• _Work required_
Omit the images, then output each of the records below exactly.

• _Information shown_
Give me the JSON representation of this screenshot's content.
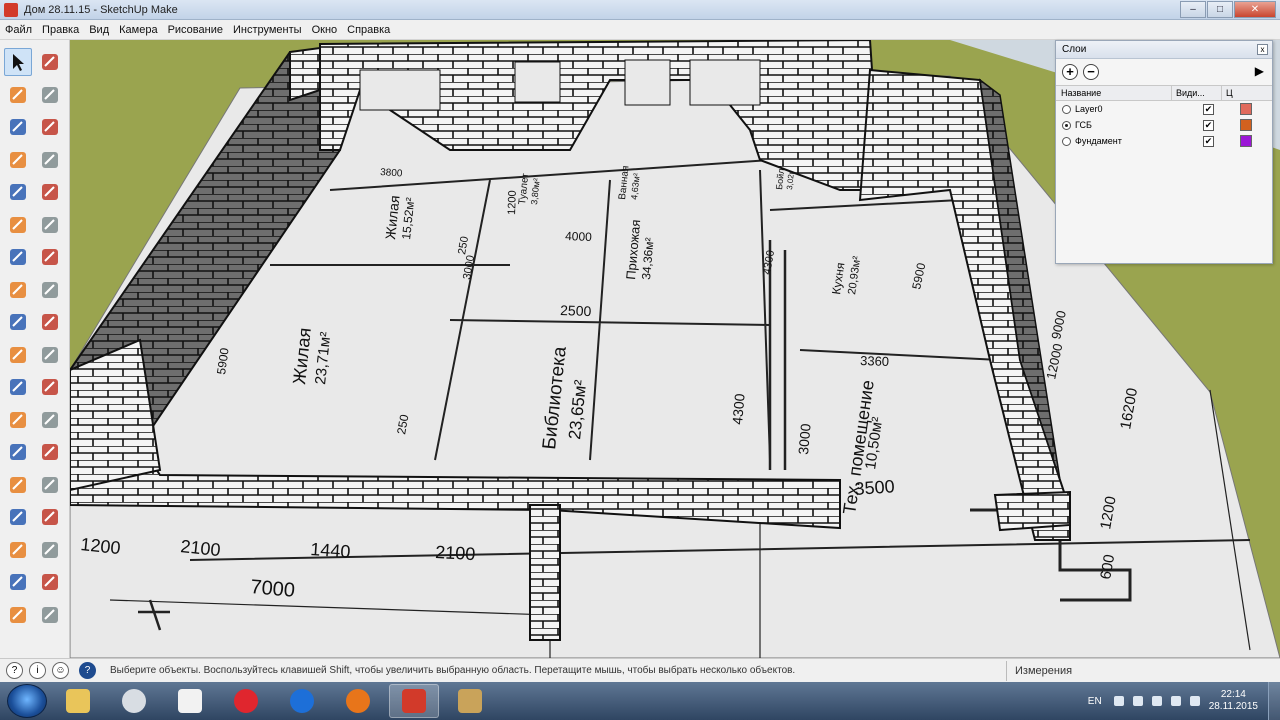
{
  "window": {
    "title": "Дом 28.11.15 - SketchUp Make",
    "buttons": [
      "–",
      "□",
      "✕"
    ]
  },
  "menu": [
    "Файл",
    "Правка",
    "Вид",
    "Камера",
    "Рисование",
    "Инструменты",
    "Окно",
    "Справка"
  ],
  "toolbar": {
    "tools": [
      "select-tool",
      "make-component-tool",
      "paint-bucket-tool",
      "eraser-tool",
      "line-tool",
      "freehand-tool",
      "rectangle-tool",
      "rotated-rectangle-tool",
      "circle-tool",
      "polygon-tool",
      "arc-tool",
      "pie-tool",
      "two-point-arc-tool",
      "three-point-arc-tool",
      "move-tool",
      "push-pull-tool",
      "rotate-tool",
      "follow-me-tool",
      "scale-tool",
      "offset-tool",
      "tape-measure-tool",
      "dimension-tool",
      "protractor-tool",
      "text-tool",
      "axes-tool",
      "3d-text-tool",
      "orbit-tool",
      "pan-tool",
      "zoom-tool",
      "zoom-window-tool",
      "zoom-extents-tool",
      "previous-view-tool",
      "position-camera-tool",
      "look-around-tool",
      "walk-tool",
      "section-plane-tool"
    ]
  },
  "plan": {
    "dims": [
      "1200",
      "2100",
      "1440",
      "2100",
      "7000",
      "3500",
      "1200",
      "600",
      "16200",
      "9000",
      "5900",
      "3360",
      "3000",
      "4300",
      "2500",
      "4000",
      "1200",
      "3800",
      "5900",
      "250",
      "250",
      "3000",
      "4300",
      "12000"
    ],
    "rooms": [
      {
        "name": "Жилая",
        "area": "15,52м²"
      },
      {
        "name": "Жилая",
        "area": "23,71м²"
      },
      {
        "name": "Библиотека",
        "area": "23,65м²"
      },
      {
        "name": "Прихожая",
        "area": "34,36м²"
      },
      {
        "name": "Кухня",
        "area": "20,93м²"
      },
      {
        "name": "Тех. помещение",
        "area": "10,50м²"
      },
      {
        "name": "Туалет",
        "area": "3,80м²"
      },
      {
        "name": "Ванная",
        "area": "4,63м²"
      },
      {
        "name": "Бойлер",
        "area": "3,02м²"
      }
    ]
  },
  "layers_panel": {
    "title": "Слои",
    "columns": {
      "name": "Название",
      "visible": "Види...",
      "color": "Ц"
    },
    "rows": [
      {
        "name": "Layer0",
        "active": false,
        "visible": "✔",
        "color": "#e06a5c"
      },
      {
        "name": "ГСБ",
        "active": true,
        "visible": "✔",
        "color": "#d2611f"
      },
      {
        "name": "Фундамент",
        "active": false,
        "visible": "✔",
        "color": "#9b16d6"
      }
    ]
  },
  "statusbar": {
    "message": "Выберите объекты. Воспользуйтесь клавишей Shift, чтобы увеличить выбранную область. Перетащите мышь, чтобы выбрать несколько объектов.",
    "measurements_label": "Измерения"
  },
  "taskbar": {
    "apps": [
      "explorer",
      "settings",
      "calendar",
      "opera",
      "teamviewer",
      "firefox",
      "sketchup",
      "tool"
    ],
    "lang": "EN",
    "time": "22:14",
    "date": "28.11.2015"
  },
  "colors": {
    "grass": "#9aa44f",
    "wall": "#f4f4f4",
    "mortar": "#111111",
    "paper": "#e9e9e9",
    "accent": "#cfe3f7"
  }
}
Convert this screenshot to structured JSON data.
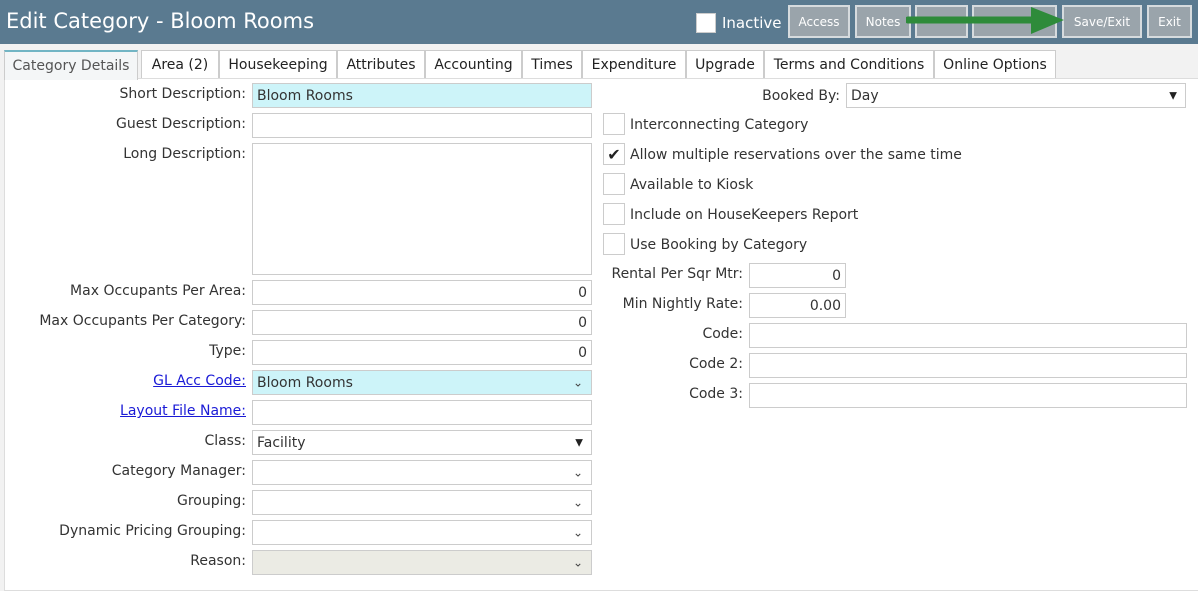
{
  "header": {
    "title": "Edit Category - Bloom Rooms",
    "inactive_label": "Inactive",
    "buttons": {
      "access": "Access",
      "notes": "Notes",
      "save_exit": "Save/Exit",
      "exit": "Exit"
    },
    "arrow_color": "#2e8b3a"
  },
  "tabs": [
    "Category Details",
    "Area (2)",
    "Housekeeping",
    "Attributes",
    "Accounting",
    "Times",
    "Expenditure",
    "Upgrade",
    "Terms and Conditions",
    "Online Options"
  ],
  "left": {
    "short_description": {
      "label": "Short Description:",
      "value": "Bloom Rooms"
    },
    "guest_description": {
      "label": "Guest Description:",
      "value": ""
    },
    "long_description": {
      "label": "Long Description:",
      "value": ""
    },
    "max_occupants_area": {
      "label": "Max Occupants Per Area:",
      "value": "0"
    },
    "max_occupants_category": {
      "label": "Max Occupants Per Category:",
      "value": "0"
    },
    "type": {
      "label": "Type:",
      "value": "0"
    },
    "gl_acc_code": {
      "label": "GL Acc Code:",
      "value": "Bloom Rooms"
    },
    "layout_file_name": {
      "label": "Layout File Name:",
      "value": ""
    },
    "class": {
      "label": "Class:",
      "value": "Facility"
    },
    "category_manager": {
      "label": "Category Manager:",
      "value": ""
    },
    "grouping": {
      "label": "Grouping:",
      "value": ""
    },
    "dynamic_pricing_grouping": {
      "label": "Dynamic Pricing Grouping:",
      "value": ""
    },
    "reason": {
      "label": "Reason:",
      "value": ""
    }
  },
  "right": {
    "booked_by": {
      "label": "Booked By:",
      "value": "Day"
    },
    "checkboxes": {
      "interconnecting": {
        "label": "Interconnecting Category",
        "checked": false
      },
      "allow_multiple": {
        "label": "Allow multiple reservations over the same time",
        "checked": true
      },
      "kiosk": {
        "label": "Available to Kiosk",
        "checked": false
      },
      "housekeepers": {
        "label": "Include on HouseKeepers Report",
        "checked": false
      },
      "booking_by_category": {
        "label": "Use Booking by Category",
        "checked": false
      }
    },
    "rental_per_sqr_mtr": {
      "label": "Rental Per Sqr Mtr:",
      "value": "0"
    },
    "min_nightly_rate": {
      "label": "Min Nightly Rate:",
      "value": "0.00"
    },
    "code": {
      "label": "Code:",
      "value": ""
    },
    "code2": {
      "label": "Code 2:",
      "value": ""
    },
    "code3": {
      "label": "Code 3:",
      "value": ""
    }
  }
}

• _Full response_
Give me the JSON representation of this screenshot's content.
{
  "window": {
    "title": "Дом 28.11.15 - SketchUp Make",
    "buttons": [
      "–",
      "□",
      "✕"
    ]
  },
  "menu": [
    "Файл",
    "Правка",
    "Вид",
    "Камера",
    "Рисование",
    "Инструменты",
    "Окно",
    "Справка"
  ],
  "toolbar": {
    "tools": [
      "select-tool",
      "make-component-tool",
      "paint-bucket-tool",
      "eraser-tool",
      "line-tool",
      "freehand-tool",
      "rectangle-tool",
      "rotated-rectangle-tool",
      "circle-tool",
      "polygon-tool",
      "arc-tool",
      "pie-tool",
      "two-point-arc-tool",
      "three-point-arc-tool",
      "move-tool",
      "push-pull-tool",
      "rotate-tool",
      "follow-me-tool",
      "scale-tool",
      "offset-tool",
      "tape-measure-tool",
      "dimension-tool",
      "protractor-tool",
      "text-tool",
      "axes-tool",
      "3d-text-tool",
      "orbit-tool",
      "pan-tool",
      "zoom-tool",
      "zoom-window-tool",
      "zoom-extents-tool",
      "previous-view-tool",
      "position-camera-tool",
      "look-around-tool",
      "walk-tool",
      "section-plane-tool"
    ]
  },
  "plan": {
    "dims": [
      "1200",
      "2100",
      "1440",
      "2100",
      "7000",
      "3500",
      "1200",
      "600",
      "16200",
      "9000",
      "5900",
      "3360",
      "3000",
      "4300",
      "2500",
      "4000",
      "1200",
      "3800",
      "5900",
      "250",
      "250",
      "3000",
      "4300",
      "12000"
    ],
    "rooms": [
      {
        "name": "Жилая",
        "area": "15,52м²"
      },
      {
        "name": "Жилая",
        "area": "23,71м²"
      },
      {
        "name": "Библиотека",
        "area": "23,65м²"
      },
      {
        "name": "Прихожая",
        "area": "34,36м²"
      },
      {
        "name": "Кухня",
        "area": "20,93м²"
      },
      {
        "name": "Тех. помещение",
        "area": "10,50м²"
      },
      {
        "name": "Туалет",
        "area": "3,80м²"
      },
      {
        "name": "Ванная",
        "area": "4,63м²"
      },
      {
        "name": "Бойлер",
        "area": "3,02м²"
      }
    ]
  },
  "layers_panel": {
    "title": "Слои",
    "columns": {
      "name": "Название",
      "visible": "Види...",
      "color": "Ц"
    },
    "rows": [
      {
        "name": "Layer0",
        "active": false,
        "visible": "✔",
        "color": "#e06a5c"
      },
      {
        "name": "ГСБ",
        "active": true,
        "visible": "✔",
        "color": "#d2611f"
      },
      {
        "name": "Фундамент",
        "active": false,
        "visible": "✔",
        "color": "#9b16d6"
      }
    ]
  },
  "statusbar": {
    "message": "Выберите объекты. Воспользуйтесь клавишей Shift, чтобы увеличить выбранную область. Перетащите мышь, чтобы выбрать несколько объектов.",
    "measurements_label": "Измерения"
  },
  "taskbar": {
    "apps": [
      "explorer",
      "settings",
      "calendar",
      "opera",
      "teamviewer",
      "firefox",
      "sketchup",
      "tool"
    ],
    "lang": "EN",
    "time": "22:14",
    "date": "28.11.2015"
  },
  "colors": {
    "grass": "#9aa44f",
    "wall": "#f4f4f4",
    "mortar": "#111111",
    "paper": "#e9e9e9",
    "accent": "#cfe3f7"
  }
}
Convert this screenshot to structured JSON data.
{
  "header": {
    "title": "Edit Category - Bloom Rooms",
    "inactive_label": "Inactive",
    "buttons": {
      "access": "Access",
      "notes": "Notes",
      "save_exit": "Save/Exit",
      "exit": "Exit"
    },
    "arrow_color": "#2e8b3a"
  },
  "tabs": [
    "Category Details",
    "Area (2)",
    "Housekeeping",
    "Attributes",
    "Accounting",
    "Times",
    "Expenditure",
    "Upgrade",
    "Terms and Conditions",
    "Online Options"
  ],
  "left": {
    "short_description": {
      "label": "Short Description:",
      "value": "Bloom Rooms"
    },
    "guest_description": {
      "label": "Guest Description:",
      "value": ""
    },
    "long_description": {
      "label": "Long Description:",
      "value": ""
    },
    "max_occupants_area": {
      "label": "Max Occupants Per Area:",
      "value": "0"
    },
    "max_occupants_category": {
      "label": "Max Occupants Per Category:",
      "value": "0"
    },
    "type": {
      "label": "Type:",
      "value": "0"
    },
    "gl_acc_code": {
      "label": "GL Acc Code:",
      "value": "Bloom Rooms"
    },
    "layout_file_name": {
      "label": "Layout File Name:",
      "value": ""
    },
    "class": {
      "label": "Class:",
      "value": "Facility"
    },
    "category_manager": {
      "label": "Category Manager:",
      "value": ""
    },
    "grouping": {
      "label": "Grouping:",
      "value": ""
    },
    "dynamic_pricing_grouping": {
      "label": "Dynamic Pricing Grouping:",
      "value": ""
    },
    "reason": {
      "label": "Reason:",
      "value": ""
    }
  },
  "right": {
    "booked_by": {
      "label": "Booked By:",
      "value": "Day"
    },
    "checkboxes": {
      "interconnecting": {
        "label": "Interconnecting Category",
        "checked": false
      },
      "allow_multiple": {
        "label": "Allow multiple reservations over the same time",
        "checked": true
      },
      "kiosk": {
        "label": "Available to Kiosk",
        "checked": false
      },
      "housekeepers": {
        "label": "Include on HouseKeepers Report",
        "checked": false
      },
      "booking_by_category": {
        "label": "Use Booking by Category",
        "checked": false
      }
    },
    "rental_per_sqr_mtr": {
      "label": "Rental Per Sqr Mtr:",
      "value": "0"
    },
    "min_nightly_rate": {
      "label": "Min Nightly Rate:",
      "value": "0.00"
    },
    "code": {
      "label": "Code:",
      "value": ""
    },
    "code2": {
      "label": "Code 2:",
      "value": ""
    },
    "code3": {
      "label": "Code 3:",
      "value": ""
    }
  }
}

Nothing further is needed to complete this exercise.